### [TO BE DONE]
Identify the lines that include the word "placeholder", then copy all of them.

### [DATASET ENTRIES]
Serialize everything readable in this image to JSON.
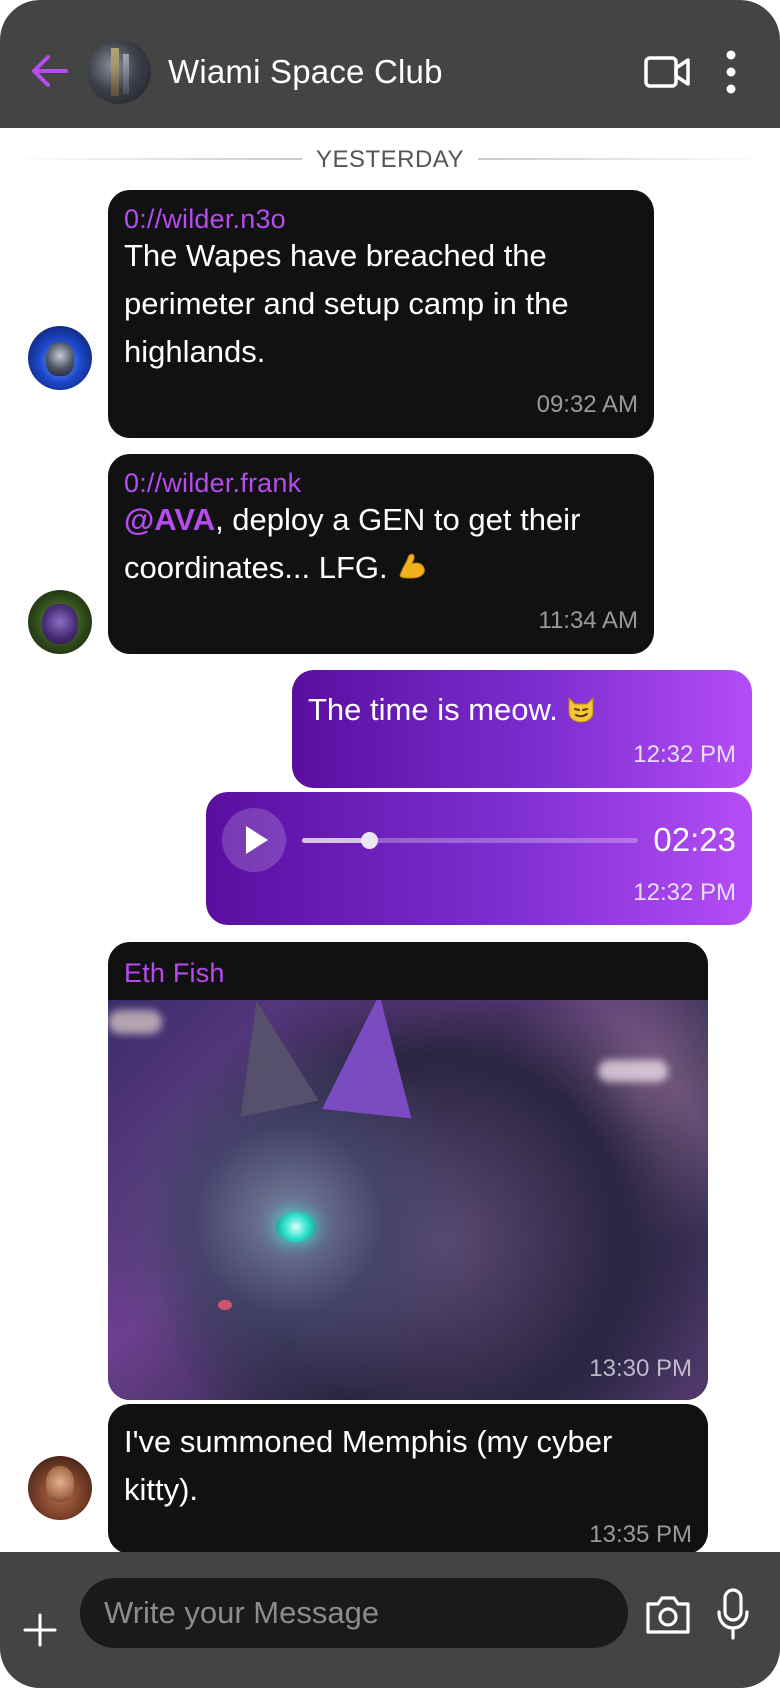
{
  "header": {
    "title": "Wiami Space Club",
    "back_icon": "arrow-left-icon",
    "video_icon": "video-call-icon",
    "more_icon": "more-vertical-icon"
  },
  "divider": {
    "label": "YESTERDAY"
  },
  "messages": [
    {
      "sender": "0://wilder.n3o",
      "lines": [
        "The Wapes have breached the",
        "perimeter and setup camp in the",
        "highlands."
      ],
      "time": "09:32 AM"
    },
    {
      "sender": "0://wilder.frank",
      "mention": "@AVA",
      "line1_rest": ", deploy a GEN to get their",
      "line2": "coordinates... LFG.",
      "emoji": "💪",
      "time": "11:34 AM"
    },
    {
      "text": "The time is meow.",
      "emoji": "😼",
      "time": "12:32 PM"
    },
    {
      "type": "audio",
      "duration": "02:23",
      "progress": 0.2,
      "time": "12:32 PM"
    },
    {
      "sender": "Eth Fish",
      "type": "image",
      "time": "13:30 PM"
    },
    {
      "lines": [
        "I've summoned Memphis (my cyber",
        "kitty)."
      ],
      "time": "13:35 PM"
    }
  ],
  "composer": {
    "placeholder": "Write your Message",
    "plus_icon": "plus-icon",
    "camera_icon": "camera-icon",
    "mic_icon": "microphone-icon"
  },
  "colors": {
    "header_bg": "#444444",
    "accent": "#b64cf0",
    "bubble_dark": "#111111",
    "bubble_purple_start": "#5a0ea0",
    "bubble_purple_end": "#b54df6"
  }
}
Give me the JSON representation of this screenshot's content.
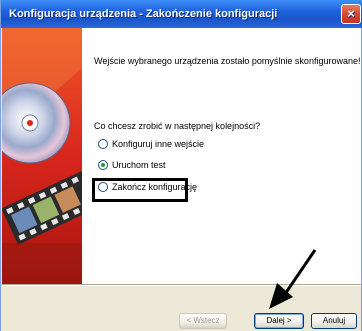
{
  "window": {
    "title": "Konfiguracja urządzenia - Zakończenie konfiguracji",
    "close_glyph": "×"
  },
  "main": {
    "message": "Wejście wybranego urządzenia zostało pomyślnie skonfigurowane!",
    "question": "Co chcesz zrobić w następnej kolejności?",
    "options": [
      {
        "label": "Konfiguruj inne wejście",
        "selected": false
      },
      {
        "label": "Uruchom test",
        "selected": true
      },
      {
        "label": "Zakończ konfigurację",
        "selected": false
      }
    ]
  },
  "footer": {
    "back_label": "< Wstecz",
    "next_label": "Dalej >",
    "cancel_label": "Anuluj"
  },
  "colors": {
    "titlebar": "#1f62da",
    "dialog_bg": "#ece9d8",
    "selected_radio": "#2b9a2b",
    "banner_red": "#d8261c"
  },
  "icons": {
    "banner": "cd-and-film-banner-icon",
    "arrow": "pointer-arrow-icon"
  }
}
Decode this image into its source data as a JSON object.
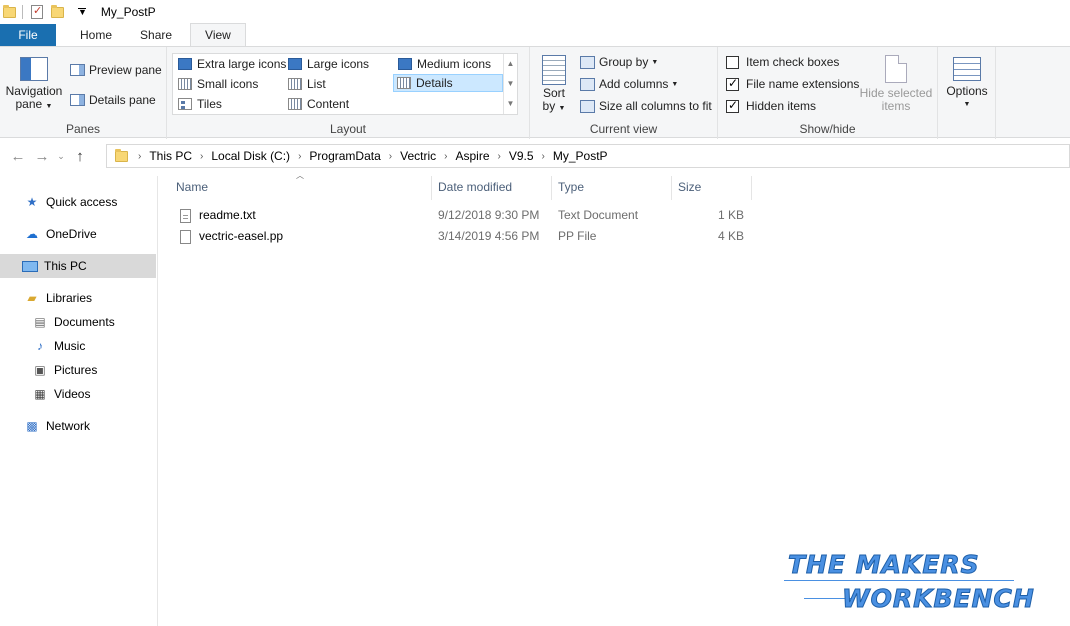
{
  "window": {
    "title": "My_PostP"
  },
  "tabs": [
    {
      "label": "File"
    },
    {
      "label": "Home"
    },
    {
      "label": "Share"
    },
    {
      "label": "View"
    }
  ],
  "ribbon": {
    "panes": {
      "label": "Panes",
      "navigation_pane_line1": "Navigation",
      "navigation_pane_line2": "pane",
      "preview_pane": "Preview pane",
      "details_pane": "Details pane"
    },
    "layout": {
      "label": "Layout",
      "items": [
        "Extra large icons",
        "Large icons",
        "Medium icons",
        "Small icons",
        "List",
        "Details",
        "Tiles",
        "Content"
      ],
      "selected": "Details"
    },
    "current_view": {
      "label": "Current view",
      "sort_line1": "Sort",
      "sort_line2": "by",
      "group_by": "Group by",
      "add_columns": "Add columns",
      "size_columns": "Size all columns to fit"
    },
    "show_hide": {
      "label": "Show/hide",
      "item_check_boxes": {
        "label": "Item check boxes",
        "checked": false
      },
      "file_name_extensions": {
        "label": "File name extensions",
        "checked": true
      },
      "hidden_items": {
        "label": "Hidden items",
        "checked": true
      },
      "hide_selected_line1": "Hide selected",
      "hide_selected_line2": "items"
    },
    "options": {
      "label": "Options"
    }
  },
  "address": {
    "crumbs": [
      "This PC",
      "Local Disk (C:)",
      "ProgramData",
      "Vectric",
      "Aspire",
      "V9.5",
      "My_PostP"
    ]
  },
  "nav": {
    "quick_access": "Quick access",
    "onedrive": "OneDrive",
    "this_pc": "This PC",
    "libraries": "Libraries",
    "documents": "Documents",
    "music": "Music",
    "pictures": "Pictures",
    "videos": "Videos",
    "network": "Network"
  },
  "columns": {
    "name": "Name",
    "date": "Date modified",
    "type": "Type",
    "size": "Size"
  },
  "files": [
    {
      "name": "readme.txt",
      "date": "9/12/2018 9:30 PM",
      "type": "Text Document",
      "size": "1 KB",
      "icon": "text-file-icon"
    },
    {
      "name": "vectric-easel.pp",
      "date": "3/14/2019 4:56 PM",
      "type": "PP File",
      "size": "4 KB",
      "icon": "blank-file-icon"
    }
  ],
  "watermark": {
    "line1": "THE MAKERS",
    "line2": "WORKBENCH"
  }
}
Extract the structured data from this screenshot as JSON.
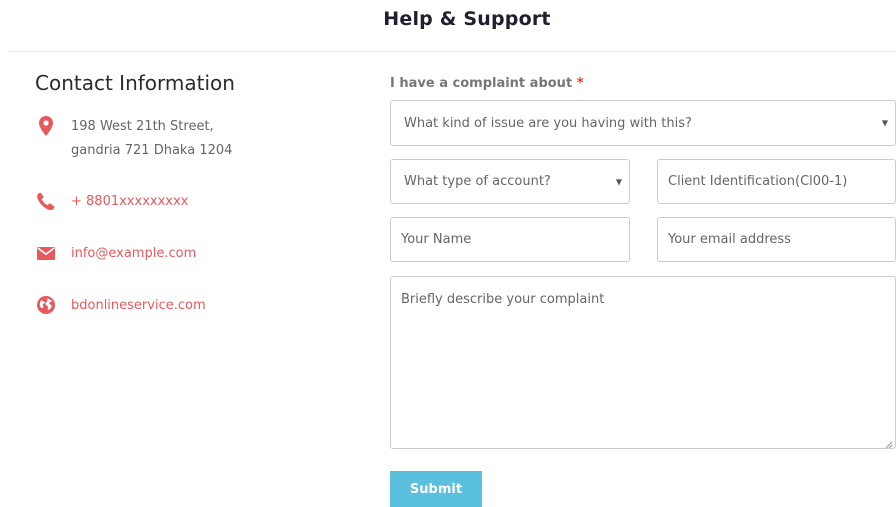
{
  "header": {
    "title": "Help & Support"
  },
  "contact": {
    "heading": "Contact Information",
    "items": [
      {
        "icon": "map-pin-icon",
        "text": "198 West 21th Street,\ngandria 721 Dhaka 1204"
      },
      {
        "icon": "phone-icon",
        "text": "+ 8801xxxxxxxxx"
      },
      {
        "icon": "envelope-icon",
        "text": "info@example.com"
      },
      {
        "icon": "globe-icon",
        "text": "bdonlineservice.com"
      }
    ]
  },
  "form": {
    "complaint_label": "I have a complaint about",
    "required_marker": "*",
    "issue_select": {
      "value": "What kind of issue are you having with this?"
    },
    "account_select": {
      "value": "What type of account?"
    },
    "client_id": {
      "placeholder": "Client Identification(Cl00-1)"
    },
    "name": {
      "placeholder": "Your Name"
    },
    "email": {
      "placeholder": "Your email address"
    },
    "complaint": {
      "placeholder": "Briefly describe your complaint"
    },
    "submit_label": "Submit"
  },
  "colors": {
    "accent": "#e8595e",
    "button": "#5bc0de",
    "border": "#cccccc"
  }
}
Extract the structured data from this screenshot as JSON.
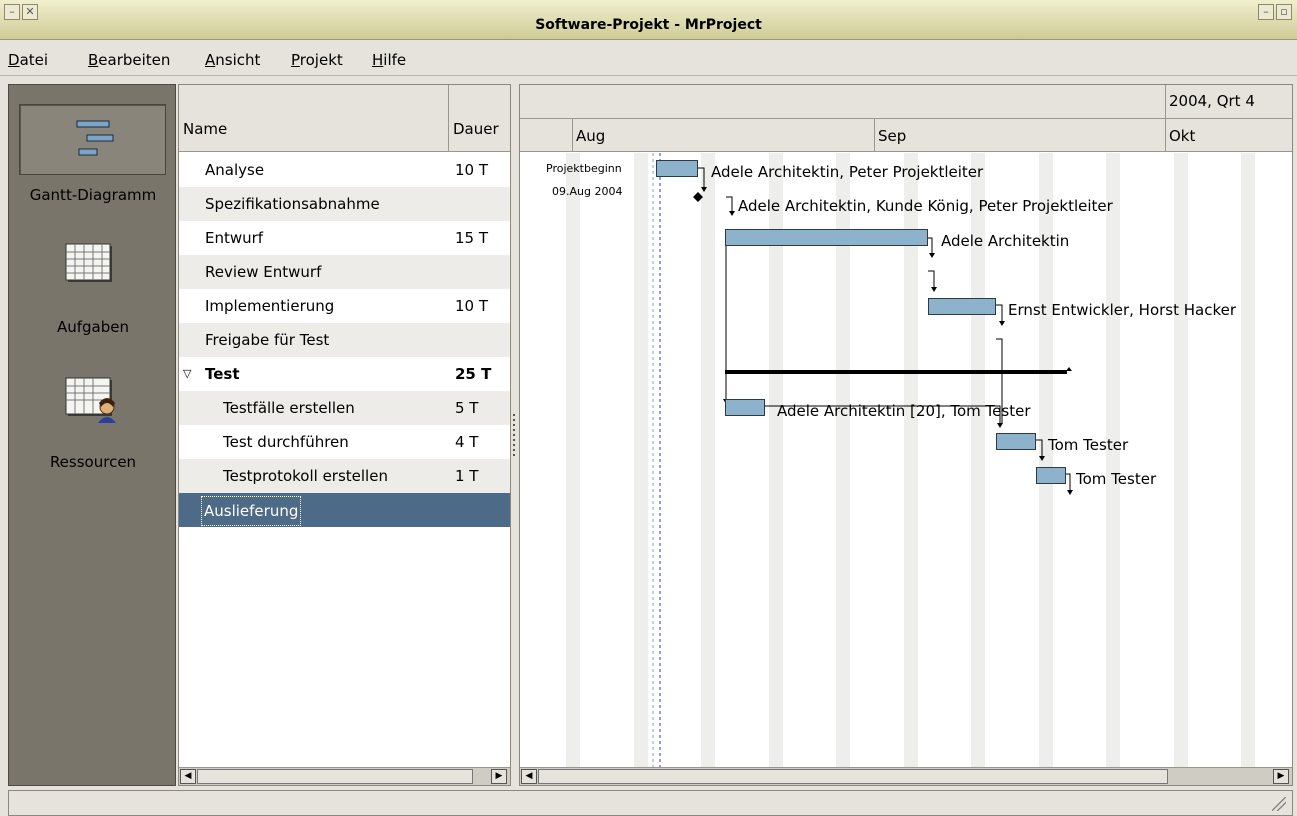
{
  "window": {
    "title": "Software-Projekt - MrProject"
  },
  "menu": {
    "datei": "Datei",
    "bearbeiten": "Bearbeiten",
    "ansicht": "Ansicht",
    "projekt": "Projekt",
    "hilfe": "Hilfe"
  },
  "sidebar": {
    "gantt": "Gantt-Diagramm",
    "aufgaben": "Aufgaben",
    "ressourcen": "Ressourcen"
  },
  "table": {
    "col_name": "Name",
    "col_dauer": "Dauer",
    "rows": [
      {
        "name": "Analyse",
        "dauer": "10 T"
      },
      {
        "name": "Spezifikationsabnahme",
        "dauer": ""
      },
      {
        "name": "Entwurf",
        "dauer": "15 T"
      },
      {
        "name": "Review Entwurf",
        "dauer": ""
      },
      {
        "name": "Implementierung",
        "dauer": "10 T"
      },
      {
        "name": "Freigabe für Test",
        "dauer": ""
      },
      {
        "name": "Test",
        "dauer": "25 T"
      },
      {
        "name": "Testfälle erstellen",
        "dauer": "5 T"
      },
      {
        "name": "Test durchführen",
        "dauer": "4 T"
      },
      {
        "name": "Testprotokoll erstellen",
        "dauer": "1 T"
      },
      {
        "name": "Auslieferung",
        "dauer": ""
      }
    ]
  },
  "gantt": {
    "quarter": "2004, Qrt 4",
    "months": {
      "aug": "Aug",
      "sep": "Sep",
      "okt": "Okt"
    },
    "project_start_label": "Projektbeginn",
    "project_start_date": "09.Aug 2004",
    "labels": {
      "analyse": "Adele Architektin, Peter Projektleiter",
      "spezifikation": "Adele Architektin, Kunde König, Peter Projektleiter",
      "entwurf": "Adele Architektin",
      "implementierung": "Ernst Entwickler, Horst Hacker",
      "testfaelle": "Adele Architektin [20], Tom Tester",
      "durchfuehren": "Tom Tester",
      "protokoll": "Tom Tester"
    },
    "colors": {
      "bar": "#8db3cc",
      "selection": "#4d6a86",
      "sidebar": "#7a756b"
    }
  }
}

### [PROBLEM SOLUTION]
    "placeholder": "Write your Message",
      "placeholder": "Client Identification(Cl00-1)"
      "placeholder": "Your Name"
      "placeholder": "Your email address"
      "placeholder": "Briefly describe your complaint"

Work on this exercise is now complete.